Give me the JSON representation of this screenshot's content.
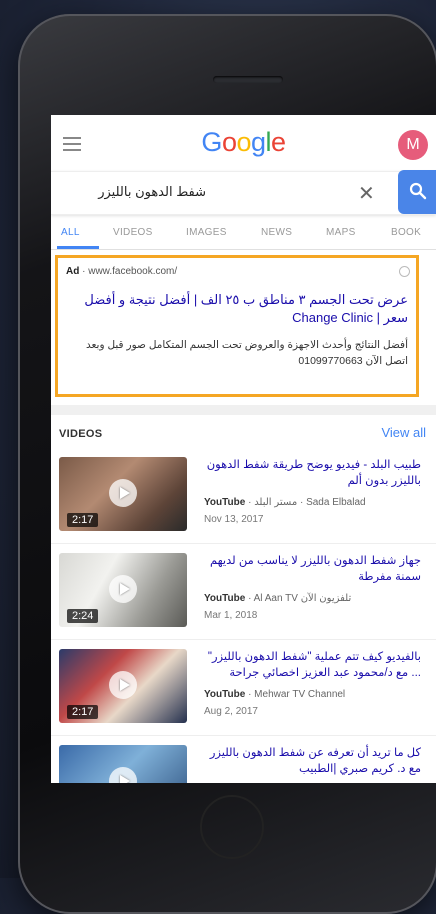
{
  "search": {
    "query": "شفط الدهون بالليزر",
    "avatar_letter": "M"
  },
  "logo": [
    "G",
    "o",
    "o",
    "g",
    "l",
    "e"
  ],
  "tabs": [
    "ALL",
    "VIDEOS",
    "IMAGES",
    "NEWS",
    "MAPS",
    "BOOK"
  ],
  "ad": {
    "badge": "Ad",
    "url": "· www.facebook.com/",
    "title": "عرض تحت الجسم ٣ مناطق ب ٢٥ الف | أفضل نتيجة و أفضل سعر | Change Clinic",
    "description": "أفضل النتائج وأحدث الاجهزة والعروض تحت الجسم المتكامل صور قبل وبعد اتصل الآن 01099770663"
  },
  "videos": {
    "heading": "VIDEOS",
    "view_all": "View all",
    "items": [
      {
        "title": "طبيب البلد - فيديو يوضح طريقة شفط الدهون بالليزر بدون ألم",
        "source": "YouTube",
        "channel": "· مستر البلد · Sada Elbalad",
        "date": "Nov 13, 2017",
        "duration": "2:17"
      },
      {
        "title": "جهاز شفط الدهون بالليزر لا يناسب من لديهم سمنة مفرطة",
        "source": "YouTube",
        "channel": "· Al Aan TV تلفزيون الآن",
        "date": "Mar 1, 2018",
        "duration": "2:24"
      },
      {
        "title": "بالفيديو كيف تتم عملية \"شفط الدهون بالليزر\" ... مع د/محمود عبد العزيز اخصائي جراحة",
        "source": "YouTube",
        "channel": "· Mehwar TV Channel",
        "date": "Aug 2, 2017",
        "duration": "2:17"
      },
      {
        "title": "كل ما تريد أن تعرفه عن شفط الدهون بالليزر مع د. كريم صبري |الطبيب",
        "source": "",
        "channel": "",
        "date": "",
        "duration": ""
      }
    ]
  },
  "colors": {
    "google_blue": "#4285f4",
    "ad_border": "#f5a623",
    "link": "#1a0dab",
    "avatar": "#e65c7b"
  }
}
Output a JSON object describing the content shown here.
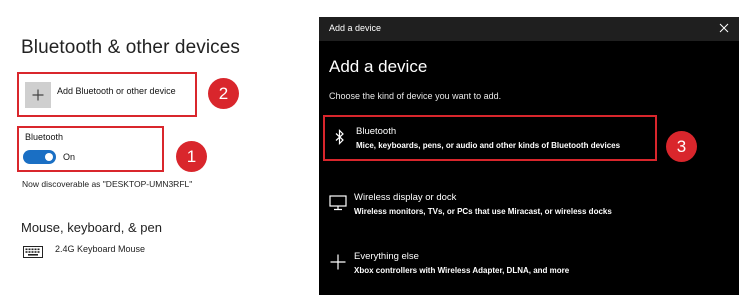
{
  "settings": {
    "page_title": "Bluetooth & other devices",
    "add_device_label": "Add Bluetooth or other device",
    "bluetooth_caption": "Bluetooth",
    "bluetooth_toggle_state": "On",
    "bluetooth_on": true,
    "discoverable_text": "Now discoverable as \"DESKTOP-UMN3RFL\"",
    "section_heading": "Mouse, keyboard, & pen",
    "devices": [
      {
        "name": "2.4G Keyboard Mouse",
        "icon": "keyboard-icon"
      }
    ]
  },
  "callouts": [
    "1",
    "2",
    "3"
  ],
  "dialog": {
    "window_title": "Add a device",
    "heading": "Add a device",
    "subtitle": "Choose the kind of device you want to add.",
    "options": [
      {
        "title": "Bluetooth",
        "description": "Mice, keyboards, pens, or audio and other kinds of Bluetooth devices",
        "icon": "bluetooth-icon"
      },
      {
        "title": "Wireless display or dock",
        "description": "Wireless monitors, TVs, or PCs that use Miracast, or wireless docks",
        "icon": "monitor-icon"
      },
      {
        "title": "Everything else",
        "description": "Xbox controllers with Wireless Adapter, DLNA, and more",
        "icon": "plus-icon"
      }
    ]
  },
  "colors": {
    "highlight_red": "#d9262c",
    "toggle_blue": "#1a6fc4",
    "dialog_bg": "#000000",
    "titlebar_bg": "#1f1f1f"
  }
}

» **YOUR OBJECTIVE**
All lines above containing the string "Mouse" are to be collected.

» **ANSWER TO THIS TASK**
    "section_heading": "Mouse, keyboard, & pen",
        "name": "2.4G Keyboard Mouse",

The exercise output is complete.